**STATED TASK:**
Filter the records below for the word "more". Copy each line that holds it.

**PROVIDED ENTRIES:**
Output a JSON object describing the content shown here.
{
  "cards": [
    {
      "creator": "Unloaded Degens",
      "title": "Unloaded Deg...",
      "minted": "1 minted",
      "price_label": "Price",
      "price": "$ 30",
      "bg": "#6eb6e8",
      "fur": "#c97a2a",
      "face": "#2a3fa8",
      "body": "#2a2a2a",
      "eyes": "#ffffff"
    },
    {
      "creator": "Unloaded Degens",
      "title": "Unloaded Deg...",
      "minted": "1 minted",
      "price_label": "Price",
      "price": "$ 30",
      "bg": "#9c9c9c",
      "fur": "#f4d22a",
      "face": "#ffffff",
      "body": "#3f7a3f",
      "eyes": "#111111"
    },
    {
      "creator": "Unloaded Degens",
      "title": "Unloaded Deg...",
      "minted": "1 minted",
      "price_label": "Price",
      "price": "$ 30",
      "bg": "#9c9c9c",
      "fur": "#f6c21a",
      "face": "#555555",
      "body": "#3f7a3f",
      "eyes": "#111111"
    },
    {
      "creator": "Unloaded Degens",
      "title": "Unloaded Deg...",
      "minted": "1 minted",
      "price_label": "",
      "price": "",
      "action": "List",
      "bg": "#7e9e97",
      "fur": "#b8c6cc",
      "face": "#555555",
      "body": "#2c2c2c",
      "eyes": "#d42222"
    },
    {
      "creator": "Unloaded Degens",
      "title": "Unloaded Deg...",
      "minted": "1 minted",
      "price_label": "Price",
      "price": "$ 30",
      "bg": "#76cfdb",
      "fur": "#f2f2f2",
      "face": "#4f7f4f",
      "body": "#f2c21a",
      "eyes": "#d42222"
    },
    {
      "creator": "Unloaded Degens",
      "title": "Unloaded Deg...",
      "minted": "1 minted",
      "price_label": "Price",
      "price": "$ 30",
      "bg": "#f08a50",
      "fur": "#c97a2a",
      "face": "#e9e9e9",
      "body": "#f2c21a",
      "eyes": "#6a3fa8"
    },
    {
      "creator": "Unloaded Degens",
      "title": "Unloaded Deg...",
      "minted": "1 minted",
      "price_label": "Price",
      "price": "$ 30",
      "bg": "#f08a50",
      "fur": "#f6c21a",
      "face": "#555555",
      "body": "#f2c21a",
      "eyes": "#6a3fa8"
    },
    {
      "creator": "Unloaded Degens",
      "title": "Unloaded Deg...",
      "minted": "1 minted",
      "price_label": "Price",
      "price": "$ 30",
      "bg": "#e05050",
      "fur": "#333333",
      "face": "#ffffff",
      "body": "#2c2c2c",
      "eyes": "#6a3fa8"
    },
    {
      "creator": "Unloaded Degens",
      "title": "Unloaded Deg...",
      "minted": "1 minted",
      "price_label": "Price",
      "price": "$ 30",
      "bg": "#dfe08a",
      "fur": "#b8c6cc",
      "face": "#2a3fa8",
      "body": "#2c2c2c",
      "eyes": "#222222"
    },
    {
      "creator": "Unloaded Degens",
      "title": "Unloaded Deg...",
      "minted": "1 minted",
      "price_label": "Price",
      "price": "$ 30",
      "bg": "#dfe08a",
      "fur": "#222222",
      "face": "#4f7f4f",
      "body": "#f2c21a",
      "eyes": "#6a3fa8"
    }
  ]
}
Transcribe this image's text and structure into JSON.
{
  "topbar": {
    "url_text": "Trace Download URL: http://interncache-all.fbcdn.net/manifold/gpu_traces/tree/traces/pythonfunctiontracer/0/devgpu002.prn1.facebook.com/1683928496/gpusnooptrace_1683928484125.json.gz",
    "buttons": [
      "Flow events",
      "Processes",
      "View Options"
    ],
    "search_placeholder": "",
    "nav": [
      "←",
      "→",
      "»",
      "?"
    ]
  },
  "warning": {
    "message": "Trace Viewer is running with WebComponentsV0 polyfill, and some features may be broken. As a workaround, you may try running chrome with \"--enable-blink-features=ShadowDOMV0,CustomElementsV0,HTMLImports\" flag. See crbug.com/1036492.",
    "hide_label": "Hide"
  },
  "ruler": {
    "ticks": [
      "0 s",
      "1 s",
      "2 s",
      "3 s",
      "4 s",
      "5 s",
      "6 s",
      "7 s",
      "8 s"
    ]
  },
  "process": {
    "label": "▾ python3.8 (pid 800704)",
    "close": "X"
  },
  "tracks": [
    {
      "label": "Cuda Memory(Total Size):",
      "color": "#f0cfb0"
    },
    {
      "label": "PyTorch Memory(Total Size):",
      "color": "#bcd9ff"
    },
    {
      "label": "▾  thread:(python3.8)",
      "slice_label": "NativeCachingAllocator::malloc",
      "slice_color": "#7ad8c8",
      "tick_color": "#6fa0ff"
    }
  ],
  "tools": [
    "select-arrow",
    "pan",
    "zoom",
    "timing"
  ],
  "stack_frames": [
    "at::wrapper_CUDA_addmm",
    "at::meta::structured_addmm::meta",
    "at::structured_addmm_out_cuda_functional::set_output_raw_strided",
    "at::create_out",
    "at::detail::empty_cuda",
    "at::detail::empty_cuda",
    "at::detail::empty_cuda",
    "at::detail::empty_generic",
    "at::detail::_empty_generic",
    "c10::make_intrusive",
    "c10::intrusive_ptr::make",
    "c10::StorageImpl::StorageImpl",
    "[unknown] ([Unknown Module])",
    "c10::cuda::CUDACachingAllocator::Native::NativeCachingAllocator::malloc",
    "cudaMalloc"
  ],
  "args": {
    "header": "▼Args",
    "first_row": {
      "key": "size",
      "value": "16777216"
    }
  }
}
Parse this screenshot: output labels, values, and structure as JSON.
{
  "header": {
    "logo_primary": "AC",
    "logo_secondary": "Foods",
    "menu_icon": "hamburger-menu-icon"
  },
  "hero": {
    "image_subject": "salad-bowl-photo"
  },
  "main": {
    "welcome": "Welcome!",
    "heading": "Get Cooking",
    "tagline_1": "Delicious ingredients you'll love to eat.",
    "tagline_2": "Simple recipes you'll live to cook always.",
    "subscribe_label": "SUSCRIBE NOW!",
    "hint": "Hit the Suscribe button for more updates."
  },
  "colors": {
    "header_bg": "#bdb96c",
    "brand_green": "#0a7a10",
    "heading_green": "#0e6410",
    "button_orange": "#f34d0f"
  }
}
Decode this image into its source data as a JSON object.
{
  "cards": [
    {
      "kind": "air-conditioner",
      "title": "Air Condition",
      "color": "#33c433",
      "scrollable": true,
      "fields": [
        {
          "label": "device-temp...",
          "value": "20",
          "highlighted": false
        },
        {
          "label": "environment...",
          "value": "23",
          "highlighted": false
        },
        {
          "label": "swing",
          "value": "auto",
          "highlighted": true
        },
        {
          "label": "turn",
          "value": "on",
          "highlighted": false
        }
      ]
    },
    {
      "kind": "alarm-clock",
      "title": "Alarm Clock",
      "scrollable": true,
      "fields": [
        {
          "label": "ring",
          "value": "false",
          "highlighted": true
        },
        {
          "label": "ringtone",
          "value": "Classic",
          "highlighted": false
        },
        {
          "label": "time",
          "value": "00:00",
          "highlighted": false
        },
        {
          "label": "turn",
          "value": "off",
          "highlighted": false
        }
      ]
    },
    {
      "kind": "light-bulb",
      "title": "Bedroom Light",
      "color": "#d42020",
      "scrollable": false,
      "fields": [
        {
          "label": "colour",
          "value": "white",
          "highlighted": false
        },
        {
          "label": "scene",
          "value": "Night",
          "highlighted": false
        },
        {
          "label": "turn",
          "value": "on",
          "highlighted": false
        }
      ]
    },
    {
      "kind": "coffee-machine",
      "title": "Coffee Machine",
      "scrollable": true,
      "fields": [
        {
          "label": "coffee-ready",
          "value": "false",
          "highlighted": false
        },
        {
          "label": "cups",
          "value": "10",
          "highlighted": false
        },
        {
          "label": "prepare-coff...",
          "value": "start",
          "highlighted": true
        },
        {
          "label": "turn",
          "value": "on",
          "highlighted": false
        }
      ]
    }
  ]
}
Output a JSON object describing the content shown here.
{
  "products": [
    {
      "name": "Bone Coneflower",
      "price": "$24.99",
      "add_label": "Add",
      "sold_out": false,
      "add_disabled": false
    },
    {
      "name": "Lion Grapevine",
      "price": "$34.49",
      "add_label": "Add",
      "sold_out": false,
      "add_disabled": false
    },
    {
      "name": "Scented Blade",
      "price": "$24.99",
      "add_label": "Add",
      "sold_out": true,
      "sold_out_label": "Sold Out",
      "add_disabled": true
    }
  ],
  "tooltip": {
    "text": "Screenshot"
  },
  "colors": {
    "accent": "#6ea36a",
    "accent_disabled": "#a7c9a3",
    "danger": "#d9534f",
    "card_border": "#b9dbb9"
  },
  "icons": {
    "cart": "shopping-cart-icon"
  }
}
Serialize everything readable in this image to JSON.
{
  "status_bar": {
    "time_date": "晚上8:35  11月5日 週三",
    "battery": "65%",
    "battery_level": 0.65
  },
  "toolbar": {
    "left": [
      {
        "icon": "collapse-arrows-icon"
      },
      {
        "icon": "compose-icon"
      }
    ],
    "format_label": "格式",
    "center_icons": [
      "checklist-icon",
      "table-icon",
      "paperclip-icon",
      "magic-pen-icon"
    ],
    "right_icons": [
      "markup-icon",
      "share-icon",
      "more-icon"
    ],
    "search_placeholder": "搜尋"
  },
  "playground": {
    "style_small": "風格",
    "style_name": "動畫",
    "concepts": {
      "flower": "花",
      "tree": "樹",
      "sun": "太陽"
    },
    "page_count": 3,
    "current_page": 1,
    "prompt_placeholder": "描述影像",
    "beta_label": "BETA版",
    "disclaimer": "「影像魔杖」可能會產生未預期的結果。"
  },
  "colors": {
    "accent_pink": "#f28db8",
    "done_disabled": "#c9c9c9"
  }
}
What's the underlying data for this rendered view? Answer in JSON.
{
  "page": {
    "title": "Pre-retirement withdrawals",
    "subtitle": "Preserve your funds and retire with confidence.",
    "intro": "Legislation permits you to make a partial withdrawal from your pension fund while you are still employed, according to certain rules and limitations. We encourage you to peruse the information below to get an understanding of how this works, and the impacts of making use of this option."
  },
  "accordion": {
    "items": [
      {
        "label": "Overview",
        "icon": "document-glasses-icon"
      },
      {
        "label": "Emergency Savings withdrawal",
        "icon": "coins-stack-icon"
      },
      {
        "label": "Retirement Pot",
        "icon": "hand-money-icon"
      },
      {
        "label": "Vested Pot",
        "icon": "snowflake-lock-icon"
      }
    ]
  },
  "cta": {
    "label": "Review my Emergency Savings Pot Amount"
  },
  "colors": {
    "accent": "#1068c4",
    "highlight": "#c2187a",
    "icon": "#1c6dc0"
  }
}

**WRITTEN RESPONSE:**
    "hint": "Hit the Suscribe button for more updates."
      "more-icon"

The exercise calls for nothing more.